* **WRITTEN INSTRUCTION**
Go through the records and give each one again exactly.
((
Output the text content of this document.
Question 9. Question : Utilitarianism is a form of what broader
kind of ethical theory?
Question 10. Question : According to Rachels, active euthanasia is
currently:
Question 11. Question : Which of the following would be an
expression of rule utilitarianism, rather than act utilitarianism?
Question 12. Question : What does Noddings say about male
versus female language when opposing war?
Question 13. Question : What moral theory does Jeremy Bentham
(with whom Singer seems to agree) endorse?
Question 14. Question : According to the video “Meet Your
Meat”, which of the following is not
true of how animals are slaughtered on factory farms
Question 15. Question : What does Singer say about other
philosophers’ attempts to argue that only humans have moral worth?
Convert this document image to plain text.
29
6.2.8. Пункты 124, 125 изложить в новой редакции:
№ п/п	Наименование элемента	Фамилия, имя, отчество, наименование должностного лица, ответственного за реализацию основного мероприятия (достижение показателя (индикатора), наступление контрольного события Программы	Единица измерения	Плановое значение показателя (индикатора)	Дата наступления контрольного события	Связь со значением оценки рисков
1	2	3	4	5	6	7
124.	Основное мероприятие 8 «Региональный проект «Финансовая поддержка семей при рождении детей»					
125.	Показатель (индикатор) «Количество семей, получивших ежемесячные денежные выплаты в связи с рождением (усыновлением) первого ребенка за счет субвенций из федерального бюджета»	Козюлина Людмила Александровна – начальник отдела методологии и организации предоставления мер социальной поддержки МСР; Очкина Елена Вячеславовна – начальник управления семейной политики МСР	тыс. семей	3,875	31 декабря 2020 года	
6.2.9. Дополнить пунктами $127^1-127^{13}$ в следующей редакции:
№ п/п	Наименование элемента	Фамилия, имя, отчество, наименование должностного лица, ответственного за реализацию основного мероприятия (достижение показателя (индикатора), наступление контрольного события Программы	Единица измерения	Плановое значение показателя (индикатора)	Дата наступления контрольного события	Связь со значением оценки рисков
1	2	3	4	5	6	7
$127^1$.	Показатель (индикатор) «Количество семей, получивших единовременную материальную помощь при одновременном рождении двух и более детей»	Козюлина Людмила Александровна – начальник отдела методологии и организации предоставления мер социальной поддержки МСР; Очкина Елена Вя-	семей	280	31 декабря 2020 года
))
* **WRITTEN ANSWER**
Output the text content of this document.
Question 9. Question : Utilitarianism is a form of what broader
kind of ethical theory?
Question 10. Question : According to Rachels, active euthanasia is
currently:
Question 11. Question : Which of the following would be an
expression of rule utilitarianism, rather than act utilitarianism?
Question 12. Question : What does Noddings say about male
versus female language when opposing war?
Question 13. Question : What moral theory does Jeremy Bentham
(with whom Singer seems to agree) endorse?
Question 14. Question : According to the video “Meet Your
Meat”, which of the following is not
true of how animals are slaughtered on factory farms
Question 15. Question : What does Singer say about other
philosophers’ attempts to argue that only humans have moral worth?
Convert this document image to plain text.
29
6.2.8. Пункты 124, 125 изложить в новой редакции:
№ п/п	Наименование элемента	Фамилия, имя, отчество, наименование должностного лица, ответственного за реализацию основного мероприятия (достижение показателя (индикатора), наступление контрольного события Программы	Единица измерения	Плановое значение показателя (индикатора)	Дата наступления контрольного события	Связь со значением оценки рисков
1	2	3	4	5	6	7
124.	Основное мероприятие 8 «Региональный проект «Финансовая поддержка семей при рождении детей»					
125.	Показатель (индикатор) «Количество семей, получивших ежемесячные денежные выплаты в связи с рождением (усыновлением) первого ребенка за счет субвенций из федерального бюджета»	Козюлина Людмила Александровна – начальник отдела методологии и организации предоставления мер социальной поддержки МСР; Очкина Елена Вячеславовна – начальник управления семейной политики МСР	тыс. семей	3,875	31 декабря 2020 года	
6.2.9. Дополнить пунктами $127^1-127^{13}$ в следующей редакции:
№ п/п	Наименование элемента	Фамилия, имя, отчество, наименование должностного лица, ответственного за реализацию основного мероприятия (достижение показателя (индикатора), наступление контрольного события Программы	Единица измерения	Плановое значение показателя (индикатора)	Дата наступления контрольного события	Связь со значением оценки рисков
1	2	3	4	5	6	7
$127^1$.	Показатель (индикатор) «Количество семей, получивших единовременную материальную помощь при одновременном рождении двух и более детей»	Козюлина Людмила Александровна – начальник отдела методологии и организации предоставления мер социальной поддержки МСР; Очкина Елена Вя-	семей	280	31 декабря 2020 года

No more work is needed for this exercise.